▽
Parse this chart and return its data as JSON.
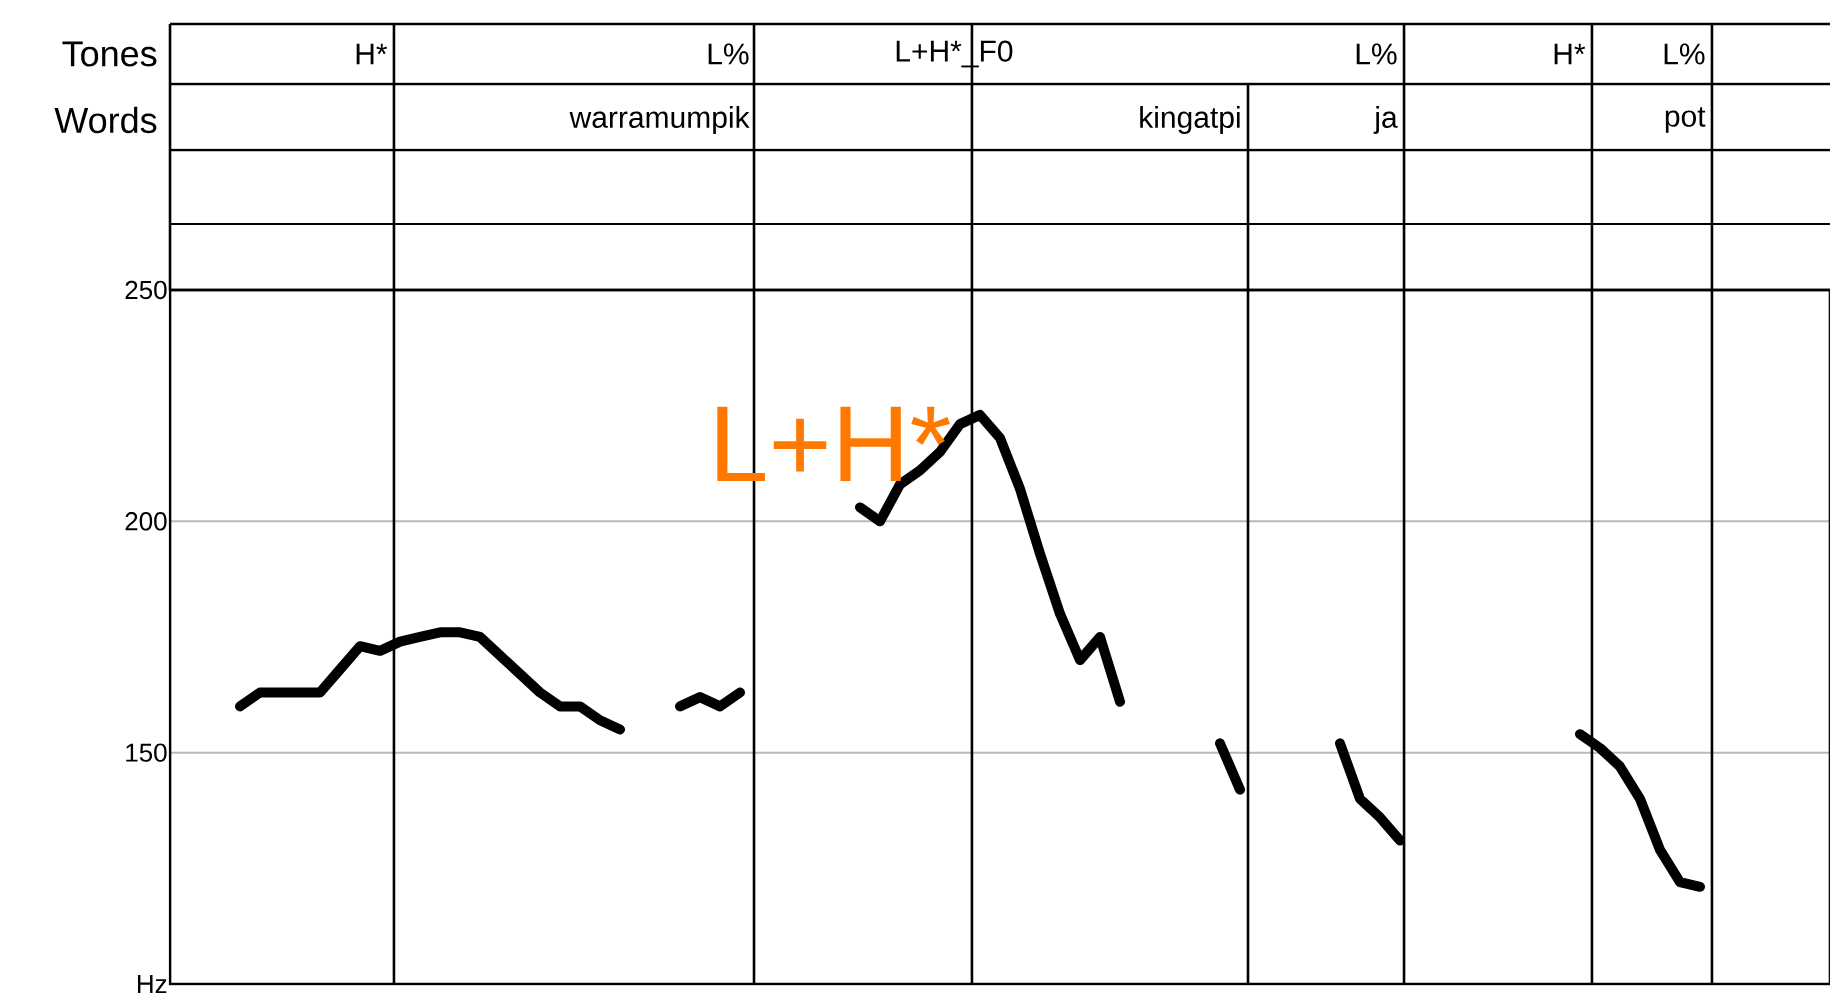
{
  "chart_data": {
    "type": "line",
    "categories": [
      null,
      null,
      null,
      null,
      null,
      null,
      null,
      null,
      null,
      null,
      null,
      null,
      null,
      null,
      null,
      null,
      null,
      null,
      null,
      null,
      null,
      null,
      null,
      null,
      null,
      null,
      null,
      null,
      null,
      null,
      null,
      null,
      null,
      null,
      null,
      null,
      null,
      null,
      null,
      null,
      null,
      null,
      null,
      null,
      null,
      null,
      null,
      null,
      null,
      null,
      null,
      null,
      null,
      null,
      null,
      null,
      null,
      null,
      null,
      null,
      null,
      null,
      null,
      null,
      null,
      null,
      null,
      null,
      null,
      null,
      null,
      null,
      null,
      null,
      null,
      null,
      null,
      null,
      null,
      null,
      null,
      null,
      null
    ],
    "series": [
      {
        "color": "#000000",
        "values": [
          null,
          null,
          null,
          160,
          163,
          163,
          163,
          163,
          168,
          173,
          172,
          174,
          175,
          176,
          176,
          175,
          171,
          167,
          163,
          160,
          160,
          157,
          155,
          null,
          null,
          160,
          162,
          160,
          163,
          null,
          null,
          null,
          null,
          null,
          203,
          200,
          208,
          211,
          215,
          221,
          223,
          218,
          207,
          193,
          180,
          170,
          175,
          161,
          null,
          null,
          null,
          null,
          152,
          142,
          null,
          null,
          null,
          null,
          152,
          140,
          136,
          131,
          null,
          null,
          null,
          null,
          null,
          null,
          null,
          null,
          154,
          151,
          147,
          140,
          129,
          122,
          121,
          null,
          null,
          null,
          null,
          null,
          null
        ]
      }
    ],
    "ylim": [
      100,
      250
    ],
    "yticks": [
      {
        "value": 100,
        "label": "Hz"
      },
      150,
      200,
      250
    ],
    "tick_labels": "y",
    "grid": "y",
    "line_style": "solid",
    "annotations": [
      "H*",
      "L%",
      "L+H*_F0",
      "L%",
      "H*",
      "L%",
      "warramumpik",
      "kingatpi",
      "ja",
      "pot",
      "Tones",
      "Words",
      "L+H*"
    ]
  }
}
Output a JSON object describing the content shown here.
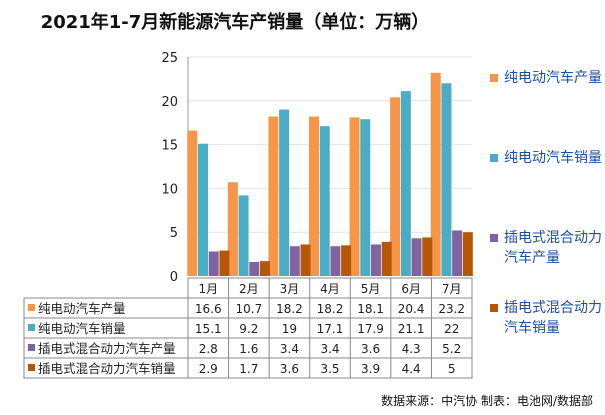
{
  "chart_data": {
    "type": "bar",
    "title": "2021年1-7月新能源汽车产销量（单位：万辆）",
    "categories": [
      "1月",
      "2月",
      "3月",
      "4月",
      "5月",
      "6月",
      "7月"
    ],
    "ylim": [
      0,
      25
    ],
    "yticks": [
      0,
      5,
      10,
      15,
      20,
      25
    ],
    "grid": true,
    "legend_position": "right",
    "data_table": true,
    "series": [
      {
        "name": "纯电动汽车产量",
        "color": "#F79646",
        "values": [
          16.6,
          10.7,
          18.2,
          18.2,
          18.1,
          20.4,
          23.2
        ]
      },
      {
        "name": "纯电动汽车销量",
        "color": "#4BACC6",
        "values": [
          15.1,
          9.2,
          19,
          17.1,
          17.9,
          21.1,
          22
        ]
      },
      {
        "name": "插电式混合动力汽车产量",
        "color": "#8064A2",
        "values": [
          2.8,
          1.6,
          3.4,
          3.4,
          3.6,
          4.3,
          5.2
        ]
      },
      {
        "name": "插电式混合动力汽车销量",
        "color": "#B65708",
        "values": [
          2.9,
          1.7,
          3.6,
          3.5,
          3.9,
          4.4,
          5
        ]
      }
    ]
  },
  "footer": "数据来源：中汽协 制表：电池网/数据部"
}
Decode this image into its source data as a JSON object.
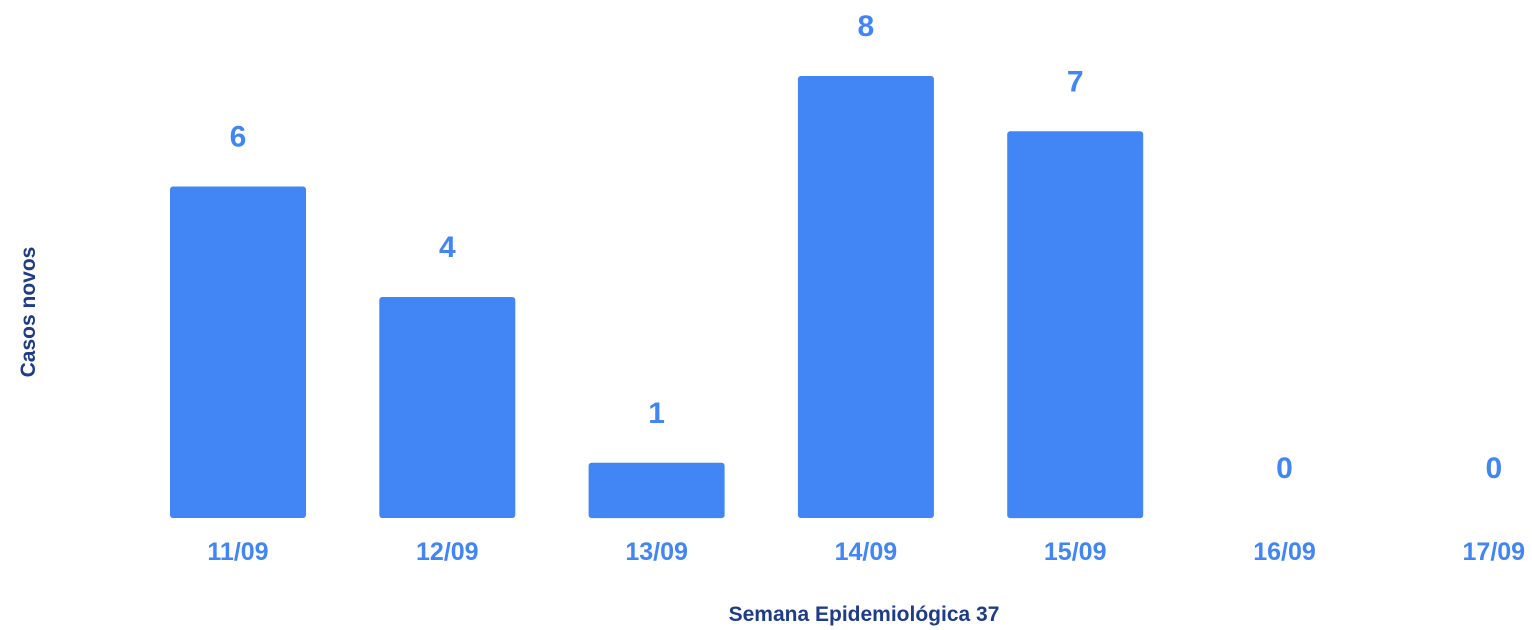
{
  "chart_data": {
    "type": "bar",
    "title": "",
    "xlabel": "Semana Epidemiológica 37",
    "ylabel": "Casos novos",
    "categories": [
      "11/09",
      "12/09",
      "13/09",
      "14/09",
      "15/09",
      "16/09",
      "17/09"
    ],
    "values": [
      6,
      4,
      1,
      8,
      7,
      0,
      0
    ],
    "ylim": [
      0,
      8
    ],
    "grid": false,
    "legend": "none",
    "data_labels": true
  },
  "colors": {
    "bar": "#4285F4",
    "value_label": "#4285F4",
    "tick_label": "#4285F4",
    "axis_title": "#1F3C88"
  }
}
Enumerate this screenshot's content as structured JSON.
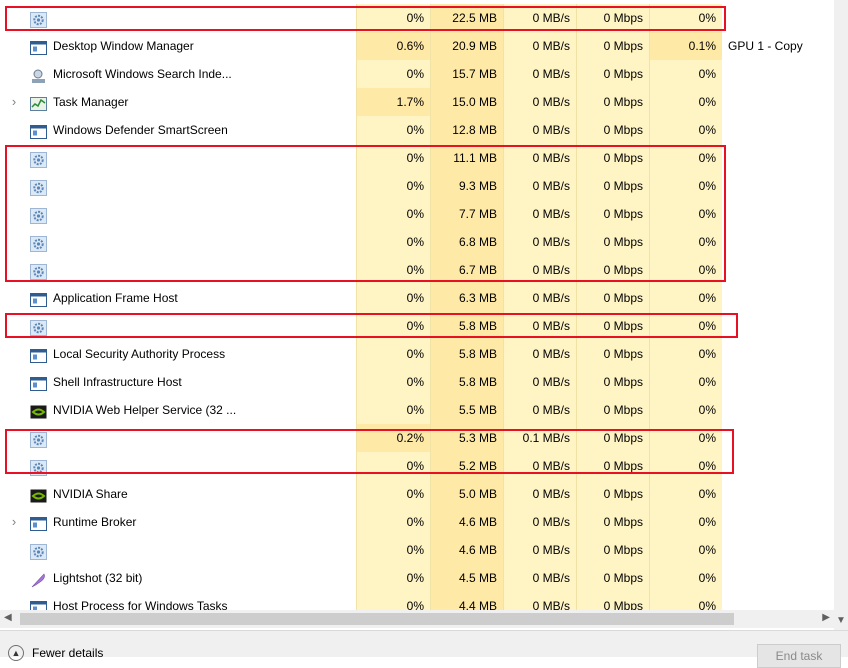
{
  "rows": [
    {
      "name": "",
      "icon": "gear-icon",
      "expand": false,
      "cpu": "0%",
      "mem": "22.5 MB",
      "disk": "0 MB/s",
      "net": "0 Mbps",
      "gpu": "0%",
      "engine": "",
      "cpu_level": "low"
    },
    {
      "name": "Desktop Window Manager",
      "icon": "window-icon",
      "expand": false,
      "cpu": "0.6%",
      "mem": "20.9 MB",
      "disk": "0 MB/s",
      "net": "0 Mbps",
      "gpu": "0.1%",
      "engine": "GPU 1 - Copy",
      "cpu_level": "mid"
    },
    {
      "name": "Microsoft Windows Search Inde...",
      "icon": "search-indexer-icon",
      "expand": false,
      "cpu": "0%",
      "mem": "15.7 MB",
      "disk": "0 MB/s",
      "net": "0 Mbps",
      "gpu": "0%",
      "engine": "",
      "cpu_level": "low"
    },
    {
      "name": "Task Manager",
      "icon": "task-manager-icon",
      "expand": true,
      "cpu": "1.7%",
      "mem": "15.0 MB",
      "disk": "0 MB/s",
      "net": "0 Mbps",
      "gpu": "0%",
      "engine": "",
      "cpu_level": "mid"
    },
    {
      "name": "Windows Defender SmartScreen",
      "icon": "window-icon",
      "expand": false,
      "cpu": "0%",
      "mem": "12.8 MB",
      "disk": "0 MB/s",
      "net": "0 Mbps",
      "gpu": "0%",
      "engine": "",
      "cpu_level": "low"
    },
    {
      "name": "",
      "icon": "gear-icon",
      "expand": false,
      "cpu": "0%",
      "mem": "11.1 MB",
      "disk": "0 MB/s",
      "net": "0 Mbps",
      "gpu": "0%",
      "engine": "",
      "cpu_level": "low"
    },
    {
      "name": "",
      "icon": "gear-icon",
      "expand": false,
      "cpu": "0%",
      "mem": "9.3 MB",
      "disk": "0 MB/s",
      "net": "0 Mbps",
      "gpu": "0%",
      "engine": "",
      "cpu_level": "low"
    },
    {
      "name": "",
      "icon": "gear-icon",
      "expand": false,
      "cpu": "0%",
      "mem": "7.7 MB",
      "disk": "0 MB/s",
      "net": "0 Mbps",
      "gpu": "0%",
      "engine": "",
      "cpu_level": "low"
    },
    {
      "name": "",
      "icon": "gear-icon",
      "expand": false,
      "cpu": "0%",
      "mem": "6.8 MB",
      "disk": "0 MB/s",
      "net": "0 Mbps",
      "gpu": "0%",
      "engine": "",
      "cpu_level": "low"
    },
    {
      "name": "",
      "icon": "gear-icon",
      "expand": false,
      "cpu": "0%",
      "mem": "6.7 MB",
      "disk": "0 MB/s",
      "net": "0 Mbps",
      "gpu": "0%",
      "engine": "",
      "cpu_level": "low"
    },
    {
      "name": "Application Frame Host",
      "icon": "window-icon",
      "expand": false,
      "cpu": "0%",
      "mem": "6.3 MB",
      "disk": "0 MB/s",
      "net": "0 Mbps",
      "gpu": "0%",
      "engine": "",
      "cpu_level": "low"
    },
    {
      "name": "",
      "icon": "gear-icon",
      "expand": false,
      "cpu": "0%",
      "mem": "5.8 MB",
      "disk": "0 MB/s",
      "net": "0 Mbps",
      "gpu": "0%",
      "engine": "",
      "cpu_level": "low"
    },
    {
      "name": "Local Security Authority Process",
      "icon": "window-icon",
      "expand": false,
      "cpu": "0%",
      "mem": "5.8 MB",
      "disk": "0 MB/s",
      "net": "0 Mbps",
      "gpu": "0%",
      "engine": "",
      "cpu_level": "low"
    },
    {
      "name": "Shell Infrastructure Host",
      "icon": "window-icon",
      "expand": false,
      "cpu": "0%",
      "mem": "5.8 MB",
      "disk": "0 MB/s",
      "net": "0 Mbps",
      "gpu": "0%",
      "engine": "",
      "cpu_level": "low"
    },
    {
      "name": "NVIDIA Web Helper Service (32 ...",
      "icon": "nvidia-icon",
      "expand": false,
      "cpu": "0%",
      "mem": "5.5 MB",
      "disk": "0 MB/s",
      "net": "0 Mbps",
      "gpu": "0%",
      "engine": "",
      "cpu_level": "low"
    },
    {
      "name": "",
      "icon": "gear-icon",
      "expand": false,
      "cpu": "0.2%",
      "mem": "5.3 MB",
      "disk": "0.1 MB/s",
      "net": "0 Mbps",
      "gpu": "0%",
      "engine": "",
      "cpu_level": "mid"
    },
    {
      "name": "",
      "icon": "gear-icon",
      "expand": false,
      "cpu": "0%",
      "mem": "5.2 MB",
      "disk": "0 MB/s",
      "net": "0 Mbps",
      "gpu": "0%",
      "engine": "",
      "cpu_level": "low"
    },
    {
      "name": "NVIDIA Share",
      "icon": "nvidia-icon",
      "expand": false,
      "cpu": "0%",
      "mem": "5.0 MB",
      "disk": "0 MB/s",
      "net": "0 Mbps",
      "gpu": "0%",
      "engine": "",
      "cpu_level": "low"
    },
    {
      "name": "Runtime Broker",
      "icon": "window-icon",
      "expand": true,
      "cpu": "0%",
      "mem": "4.6 MB",
      "disk": "0 MB/s",
      "net": "0 Mbps",
      "gpu": "0%",
      "engine": "",
      "cpu_level": "low"
    },
    {
      "name": "",
      "icon": "gear-icon",
      "expand": false,
      "cpu": "0%",
      "mem": "4.6 MB",
      "disk": "0 MB/s",
      "net": "0 Mbps",
      "gpu": "0%",
      "engine": "",
      "cpu_level": "low"
    },
    {
      "name": "Lightshot (32 bit)",
      "icon": "feather-icon",
      "expand": false,
      "cpu": "0%",
      "mem": "4.5 MB",
      "disk": "0 MB/s",
      "net": "0 Mbps",
      "gpu": "0%",
      "engine": "",
      "cpu_level": "low"
    },
    {
      "name": "Host Process for Windows Tasks",
      "icon": "window-icon",
      "expand": false,
      "cpu": "0%",
      "mem": "4.4 MB",
      "disk": "0 MB/s",
      "net": "0 Mbps",
      "gpu": "0%",
      "engine": "",
      "cpu_level": "low"
    }
  ],
  "footer": {
    "fewer_details_label": "Fewer details",
    "end_task_label": "End task"
  },
  "colors": {
    "highlight": "#e81123",
    "heat_low": "#fff4c4",
    "heat_mid": "#ffe9a7"
  }
}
△
#### [Written instruction]
All lines above with "content" in them should be returned.

#### [Finished answer]
Output a JSON object describing the content shown here.
Enumerate this screenshot's content as structured JSON.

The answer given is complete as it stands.